**Task directions**
Render every entry verbatim.

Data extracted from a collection
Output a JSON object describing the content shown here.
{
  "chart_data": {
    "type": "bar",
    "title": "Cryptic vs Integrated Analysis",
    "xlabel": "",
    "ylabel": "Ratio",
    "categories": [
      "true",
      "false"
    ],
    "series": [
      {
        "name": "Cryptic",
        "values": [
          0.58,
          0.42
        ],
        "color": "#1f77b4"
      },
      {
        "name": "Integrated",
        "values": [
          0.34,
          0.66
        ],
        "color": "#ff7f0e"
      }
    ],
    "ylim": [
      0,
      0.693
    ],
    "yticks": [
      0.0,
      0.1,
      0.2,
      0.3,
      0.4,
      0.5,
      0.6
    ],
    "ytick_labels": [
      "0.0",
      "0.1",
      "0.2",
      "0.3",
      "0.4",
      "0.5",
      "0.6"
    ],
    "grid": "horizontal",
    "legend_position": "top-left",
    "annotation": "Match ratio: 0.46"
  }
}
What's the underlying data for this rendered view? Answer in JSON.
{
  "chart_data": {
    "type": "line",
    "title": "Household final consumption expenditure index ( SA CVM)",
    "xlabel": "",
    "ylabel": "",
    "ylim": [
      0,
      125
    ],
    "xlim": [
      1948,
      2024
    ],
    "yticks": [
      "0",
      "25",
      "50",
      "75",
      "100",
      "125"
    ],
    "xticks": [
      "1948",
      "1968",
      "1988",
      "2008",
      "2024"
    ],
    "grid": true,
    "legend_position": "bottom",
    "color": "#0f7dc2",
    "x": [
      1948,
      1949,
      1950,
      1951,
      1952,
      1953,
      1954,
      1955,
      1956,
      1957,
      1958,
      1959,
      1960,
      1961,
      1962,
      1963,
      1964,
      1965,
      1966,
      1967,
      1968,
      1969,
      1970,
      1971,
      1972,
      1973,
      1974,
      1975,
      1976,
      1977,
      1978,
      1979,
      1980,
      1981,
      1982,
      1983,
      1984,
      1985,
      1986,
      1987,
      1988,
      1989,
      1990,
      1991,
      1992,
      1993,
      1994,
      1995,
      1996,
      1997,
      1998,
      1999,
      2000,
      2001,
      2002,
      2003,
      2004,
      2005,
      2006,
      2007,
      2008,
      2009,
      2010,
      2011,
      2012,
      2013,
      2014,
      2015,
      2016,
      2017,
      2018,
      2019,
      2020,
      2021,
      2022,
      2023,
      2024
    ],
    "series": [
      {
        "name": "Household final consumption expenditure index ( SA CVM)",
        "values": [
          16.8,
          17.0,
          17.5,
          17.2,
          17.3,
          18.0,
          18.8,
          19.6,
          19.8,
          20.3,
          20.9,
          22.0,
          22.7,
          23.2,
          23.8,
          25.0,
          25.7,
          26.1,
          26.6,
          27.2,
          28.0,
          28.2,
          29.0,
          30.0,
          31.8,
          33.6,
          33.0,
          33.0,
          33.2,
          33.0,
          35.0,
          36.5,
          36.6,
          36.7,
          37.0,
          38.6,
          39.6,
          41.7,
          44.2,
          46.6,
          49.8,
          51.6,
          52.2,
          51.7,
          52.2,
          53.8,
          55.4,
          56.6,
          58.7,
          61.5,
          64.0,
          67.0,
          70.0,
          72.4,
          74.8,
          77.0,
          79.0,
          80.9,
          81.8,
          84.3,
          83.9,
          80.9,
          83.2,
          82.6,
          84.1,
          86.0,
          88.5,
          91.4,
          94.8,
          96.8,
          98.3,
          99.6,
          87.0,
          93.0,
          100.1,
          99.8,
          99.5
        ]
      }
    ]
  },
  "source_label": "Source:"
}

**Exercise output**
Output a JSON object describing the content shown here.
{
  "chart_data": {
    "type": "bar",
    "title": "Cryptic vs Integrated Analysis",
    "xlabel": "",
    "ylabel": "Ratio",
    "categories": [
      "true",
      "false"
    ],
    "series": [
      {
        "name": "Cryptic",
        "values": [
          0.58,
          0.42
        ],
        "color": "#1f77b4"
      },
      {
        "name": "Integrated",
        "values": [
          0.34,
          0.66
        ],
        "color": "#ff7f0e"
      }
    ],
    "ylim": [
      0,
      0.693
    ],
    "yticks": [
      0.0,
      0.1,
      0.2,
      0.3,
      0.4,
      0.5,
      0.6
    ],
    "ytick_labels": [
      "0.0",
      "0.1",
      "0.2",
      "0.3",
      "0.4",
      "0.5",
      "0.6"
    ],
    "grid": "horizontal",
    "legend_position": "top-left",
    "annotation": "Match ratio: 0.46"
  }
}
What's the underlying data for this rendered view? Answer in JSON.
{
  "chart_data": {
    "type": "line",
    "title": "Household final consumption expenditure index ( SA CVM)",
    "xlabel": "",
    "ylabel": "",
    "ylim": [
      0,
      125
    ],
    "xlim": [
      1948,
      2024
    ],
    "yticks": [
      "0",
      "25",
      "50",
      "75",
      "100",
      "125"
    ],
    "xticks": [
      "1948",
      "1968",
      "1988",
      "2008",
      "2024"
    ],
    "grid": true,
    "legend_position": "bottom",
    "color": "#0f7dc2",
    "x": [
      1948,
      1949,
      1950,
      1951,
      1952,
      1953,
      1954,
      1955,
      1956,
      1957,
      1958,
      1959,
      1960,
      1961,
      1962,
      1963,
      1964,
      1965,
      1966,
      1967,
      1968,
      1969,
      1970,
      1971,
      1972,
      1973,
      1974,
      1975,
      1976,
      1977,
      1978,
      1979,
      1980,
      1981,
      1982,
      1983,
      1984,
      1985,
      1986,
      1987,
      1988,
      1989,
      1990,
      1991,
      1992,
      1993,
      1994,
      1995,
      1996,
      1997,
      1998,
      1999,
      2000,
      2001,
      2002,
      2003,
      2004,
      2005,
      2006,
      2007,
      2008,
      2009,
      2010,
      2011,
      2012,
      2013,
      2014,
      2015,
      2016,
      2017,
      2018,
      2019,
      2020,
      2021,
      2022,
      2023,
      2024
    ],
    "series": [
      {
        "name": "Household final consumption expenditure index ( SA CVM)",
        "values": [
          16.8,
          17.0,
          17.5,
          17.2,
          17.3,
          18.0,
          18.8,
          19.6,
          19.8,
          20.3,
          20.9,
          22.0,
          22.7,
          23.2,
          23.8,
          25.0,
          25.7,
          26.1,
          26.6,
          27.2,
          28.0,
          28.2,
          29.0,
          30.0,
          31.8,
          33.6,
          33.0,
          33.0,
          33.2,
          33.0,
          35.0,
          36.5,
          36.6,
          36.7,
          37.0,
          38.6,
          39.6,
          41.7,
          44.2,
          46.6,
          49.8,
          51.6,
          52.2,
          51.7,
          52.2,
          53.8,
          55.4,
          56.6,
          58.7,
          61.5,
          64.0,
          67.0,
          70.0,
          72.4,
          74.8,
          77.0,
          79.0,
          80.9,
          81.8,
          84.3,
          83.9,
          80.9,
          83.2,
          82.6,
          84.1,
          86.0,
          88.5,
          91.4,
          94.8,
          96.8,
          98.3,
          99.6,
          87.0,
          93.0,
          100.1,
          99.8,
          99.5
        ]
      }
    ]
  },
  "source_label": "Source:"
}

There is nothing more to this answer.